Your task is to copy the listing exactly. Drop any pictures from the copy.

━━━

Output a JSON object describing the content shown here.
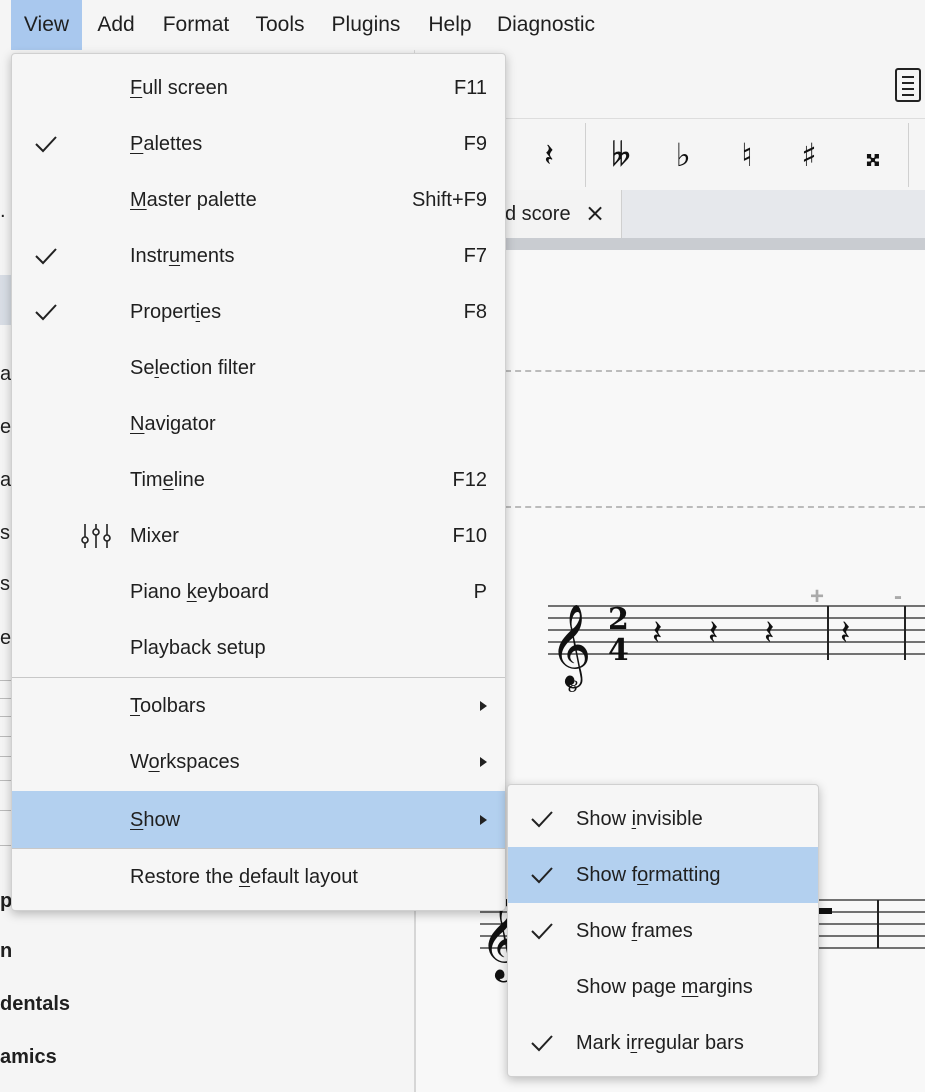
{
  "menubar": {
    "items": [
      {
        "label": "View"
      },
      {
        "label": "Add"
      },
      {
        "label": "Format"
      },
      {
        "label": "Tools"
      },
      {
        "label": "Plugins"
      },
      {
        "label": "Help"
      },
      {
        "label": "Diagnostic"
      }
    ]
  },
  "view_menu": {
    "items": [
      {
        "pre": "",
        "ul": "F",
        "post": "ull screen",
        "shortcut": "F11",
        "checked": false
      },
      {
        "pre": "",
        "ul": "P",
        "post": "alettes",
        "shortcut": "F9",
        "checked": true
      },
      {
        "pre": "",
        "ul": "M",
        "post": "aster palette",
        "shortcut": "Shift+F9",
        "checked": false
      },
      {
        "pre": "Instr",
        "ul": "u",
        "post": "ments",
        "shortcut": "F7",
        "checked": true
      },
      {
        "pre": "Propert",
        "ul": "i",
        "post": "es",
        "shortcut": "F8",
        "checked": true
      },
      {
        "pre": "Se",
        "ul": "l",
        "post": "ection filter",
        "shortcut": "",
        "checked": false
      },
      {
        "pre": "",
        "ul": "N",
        "post": "avigator",
        "shortcut": "",
        "checked": false
      },
      {
        "pre": "Tim",
        "ul": "e",
        "post": "line",
        "shortcut": "F12",
        "checked": false
      },
      {
        "pre": "Mixer",
        "ul": "",
        "post": "",
        "shortcut": "F10",
        "checked": false,
        "icon": "mixer-icon"
      },
      {
        "pre": "Piano ",
        "ul": "k",
        "post": "eyboard",
        "shortcut": "P",
        "checked": false
      },
      {
        "pre": "Playback setup",
        "ul": "",
        "post": "",
        "shortcut": "",
        "checked": false
      }
    ],
    "submenus": [
      {
        "pre": "",
        "ul": "T",
        "post": "oolbars"
      },
      {
        "pre": "W",
        "ul": "o",
        "post": "rkspaces"
      },
      {
        "pre": "",
        "ul": "S",
        "post": "how"
      }
    ],
    "restore": {
      "pre": "Restore the ",
      "ul": "d",
      "post": "efault layout"
    }
  },
  "show_menu": {
    "items": [
      {
        "pre": "Show ",
        "ul": "i",
        "post": "nvisible",
        "checked": true
      },
      {
        "pre": "Show f",
        "ul": "o",
        "post": "rmatting",
        "checked": true
      },
      {
        "pre": "Show ",
        "ul": "f",
        "post": "rames",
        "checked": true
      },
      {
        "pre": "Show page ",
        "ul": "m",
        "post": "argins",
        "checked": false
      },
      {
        "pre": "Mark i",
        "ul": "r",
        "post": "regular bars",
        "checked": true
      }
    ]
  },
  "score_tab": {
    "label": "d score",
    "close": "×"
  },
  "note_toolbar": {
    "rest": "𝄽",
    "double_flat": "𝄫",
    "flat": "♭",
    "natural": "♮",
    "sharp": "♯",
    "double_sharp": "𝄪"
  },
  "left_panel": {
    "fragments": [
      ".",
      "ar",
      "e",
      "ar",
      "s",
      "si",
      "e",
      "pe",
      "n"
    ],
    "dentals": "dentals",
    "amics": "amics"
  },
  "score": {
    "time_sig_top": "2",
    "time_sig_bottom": "4",
    "plus": "+",
    "minus": "-",
    "clef_8": "8"
  },
  "colors": {
    "highlight": "#b3d0ef",
    "active_menu": "#a9c8ee"
  }
}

━━━

SOLUTION TO THIS PROBLEM:
Output a JSON object describing the content shown here.
{
  "menubar": {
    "items": [
      {
        "label": "View"
      },
      {
        "label": "Add"
      },
      {
        "label": "Format"
      },
      {
        "label": "Tools"
      },
      {
        "label": "Plugins"
      },
      {
        "label": "Help"
      },
      {
        "label": "Diagnostic"
      }
    ]
  },
  "view_menu": {
    "items": [
      {
        "pre": "",
        "ul": "F",
        "post": "ull screen",
        "shortcut": "F11",
        "checked": false
      },
      {
        "pre": "",
        "ul": "P",
        "post": "alettes",
        "shortcut": "F9",
        "checked": true
      },
      {
        "pre": "",
        "ul": "M",
        "post": "aster palette",
        "shortcut": "Shift+F9",
        "checked": false
      },
      {
        "pre": "Instr",
        "ul": "u",
        "post": "ments",
        "shortcut": "F7",
        "checked": true
      },
      {
        "pre": "Propert",
        "ul": "i",
        "post": "es",
        "shortcut": "F8",
        "checked": true
      },
      {
        "pre": "Se",
        "ul": "l",
        "post": "ection filter",
        "shortcut": "",
        "checked": false
      },
      {
        "pre": "",
        "ul": "N",
        "post": "avigator",
        "shortcut": "",
        "checked": false
      },
      {
        "pre": "Tim",
        "ul": "e",
        "post": "line",
        "shortcut": "F12",
        "checked": false
      },
      {
        "pre": "Mixer",
        "ul": "",
        "post": "",
        "shortcut": "F10",
        "checked": false,
        "icon": "mixer-icon"
      },
      {
        "pre": "Piano ",
        "ul": "k",
        "post": "eyboard",
        "shortcut": "P",
        "checked": false
      },
      {
        "pre": "Playback setup",
        "ul": "",
        "post": "",
        "shortcut": "",
        "checked": false
      }
    ],
    "submenus": [
      {
        "pre": "",
        "ul": "T",
        "post": "oolbars"
      },
      {
        "pre": "W",
        "ul": "o",
        "post": "rkspaces"
      },
      {
        "pre": "",
        "ul": "S",
        "post": "how"
      }
    ],
    "restore": {
      "pre": "Restore the ",
      "ul": "d",
      "post": "efault layout"
    }
  },
  "show_menu": {
    "items": [
      {
        "pre": "Show ",
        "ul": "i",
        "post": "nvisible",
        "checked": true
      },
      {
        "pre": "Show f",
        "ul": "o",
        "post": "rmatting",
        "checked": true
      },
      {
        "pre": "Show ",
        "ul": "f",
        "post": "rames",
        "checked": true
      },
      {
        "pre": "Show page ",
        "ul": "m",
        "post": "argins",
        "checked": false
      },
      {
        "pre": "Mark i",
        "ul": "r",
        "post": "regular bars",
        "checked": true
      }
    ]
  },
  "score_tab": {
    "label": "d score",
    "close": "×"
  },
  "note_toolbar": {
    "rest": "𝄽",
    "double_flat": "𝄫",
    "flat": "♭",
    "natural": "♮",
    "sharp": "♯",
    "double_sharp": "𝄪"
  },
  "left_panel": {
    "fragments": [
      ".",
      "ar",
      "e",
      "ar",
      "s",
      "si",
      "e",
      "pe",
      "n"
    ],
    "dentals": "dentals",
    "amics": "amics"
  },
  "score": {
    "time_sig_top": "2",
    "time_sig_bottom": "4",
    "plus": "+",
    "minus": "-",
    "clef_8": "8"
  },
  "colors": {
    "highlight": "#b3d0ef",
    "active_menu": "#a9c8ee"
  }
}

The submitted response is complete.